◆ **WHAT TO WORK ON**: Copy every line with the string "world" in it.

◆ **TASK INPUTS**:
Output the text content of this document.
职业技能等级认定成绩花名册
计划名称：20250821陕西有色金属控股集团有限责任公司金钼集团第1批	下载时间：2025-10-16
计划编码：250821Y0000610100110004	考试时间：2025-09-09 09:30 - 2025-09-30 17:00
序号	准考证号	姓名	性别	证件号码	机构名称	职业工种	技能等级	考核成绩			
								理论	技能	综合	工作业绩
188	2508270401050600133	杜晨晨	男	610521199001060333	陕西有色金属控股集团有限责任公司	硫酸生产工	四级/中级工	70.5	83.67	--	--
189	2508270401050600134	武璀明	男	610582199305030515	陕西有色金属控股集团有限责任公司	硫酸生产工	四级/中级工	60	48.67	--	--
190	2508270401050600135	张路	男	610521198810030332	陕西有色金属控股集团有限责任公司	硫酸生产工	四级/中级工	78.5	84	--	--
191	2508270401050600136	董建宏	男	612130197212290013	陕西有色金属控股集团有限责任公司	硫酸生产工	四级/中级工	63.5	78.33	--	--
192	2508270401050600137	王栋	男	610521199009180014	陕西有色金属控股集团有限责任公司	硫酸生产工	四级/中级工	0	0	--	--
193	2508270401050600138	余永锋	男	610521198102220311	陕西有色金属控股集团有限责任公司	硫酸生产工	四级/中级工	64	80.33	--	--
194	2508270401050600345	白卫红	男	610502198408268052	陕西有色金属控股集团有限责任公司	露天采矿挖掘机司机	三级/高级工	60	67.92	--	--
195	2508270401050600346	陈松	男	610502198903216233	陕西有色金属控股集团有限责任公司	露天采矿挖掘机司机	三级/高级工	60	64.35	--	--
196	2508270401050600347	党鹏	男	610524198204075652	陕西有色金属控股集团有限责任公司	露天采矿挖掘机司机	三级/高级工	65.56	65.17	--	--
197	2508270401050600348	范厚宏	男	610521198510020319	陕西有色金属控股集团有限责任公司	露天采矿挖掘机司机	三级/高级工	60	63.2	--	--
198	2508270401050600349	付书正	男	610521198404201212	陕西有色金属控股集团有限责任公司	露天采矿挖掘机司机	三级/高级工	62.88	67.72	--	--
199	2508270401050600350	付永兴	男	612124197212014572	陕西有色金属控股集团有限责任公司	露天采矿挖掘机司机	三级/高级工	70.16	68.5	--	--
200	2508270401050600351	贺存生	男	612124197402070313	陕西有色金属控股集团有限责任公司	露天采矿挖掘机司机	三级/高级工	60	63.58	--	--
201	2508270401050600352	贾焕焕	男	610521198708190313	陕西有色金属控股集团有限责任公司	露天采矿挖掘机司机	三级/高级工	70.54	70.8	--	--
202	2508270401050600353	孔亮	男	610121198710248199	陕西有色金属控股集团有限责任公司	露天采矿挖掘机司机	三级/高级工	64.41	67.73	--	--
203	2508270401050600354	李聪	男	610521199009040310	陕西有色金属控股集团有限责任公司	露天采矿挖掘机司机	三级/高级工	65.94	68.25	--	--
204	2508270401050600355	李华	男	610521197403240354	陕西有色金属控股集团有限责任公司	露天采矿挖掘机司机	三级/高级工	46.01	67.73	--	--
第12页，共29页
...
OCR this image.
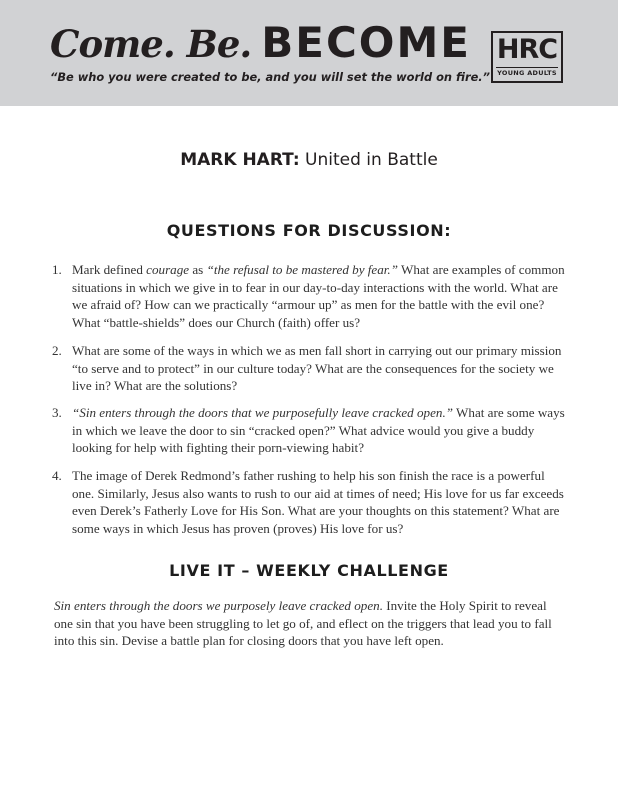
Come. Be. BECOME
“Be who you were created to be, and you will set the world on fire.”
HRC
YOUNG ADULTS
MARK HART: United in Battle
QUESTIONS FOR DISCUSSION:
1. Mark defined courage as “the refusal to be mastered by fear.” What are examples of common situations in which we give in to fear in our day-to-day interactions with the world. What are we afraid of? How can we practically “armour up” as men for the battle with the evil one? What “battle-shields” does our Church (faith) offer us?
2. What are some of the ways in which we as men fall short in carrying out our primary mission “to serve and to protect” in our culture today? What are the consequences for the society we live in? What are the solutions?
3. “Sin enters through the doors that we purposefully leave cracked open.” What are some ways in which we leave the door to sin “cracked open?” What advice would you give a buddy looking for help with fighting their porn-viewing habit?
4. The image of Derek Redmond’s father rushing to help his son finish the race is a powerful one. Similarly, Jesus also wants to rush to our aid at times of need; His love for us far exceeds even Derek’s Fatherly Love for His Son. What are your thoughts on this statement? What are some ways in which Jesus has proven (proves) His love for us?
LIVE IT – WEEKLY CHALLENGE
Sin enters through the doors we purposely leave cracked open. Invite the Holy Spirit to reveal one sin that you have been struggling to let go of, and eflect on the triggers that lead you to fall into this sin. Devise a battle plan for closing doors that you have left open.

◆ **WRITTEN SOLUTION**:
“Be who you were created to be, and you will set the world on fire.”
1. Mark defined courage as “the refusal to be mastered by fear.” What are examples of common situations in which we give in to fear in our day-to-day interactions with the world. What are we afraid of? How can we practically “armour up” as men for the battle with the evil one? What “battle-shields” does our Church (faith) offer us?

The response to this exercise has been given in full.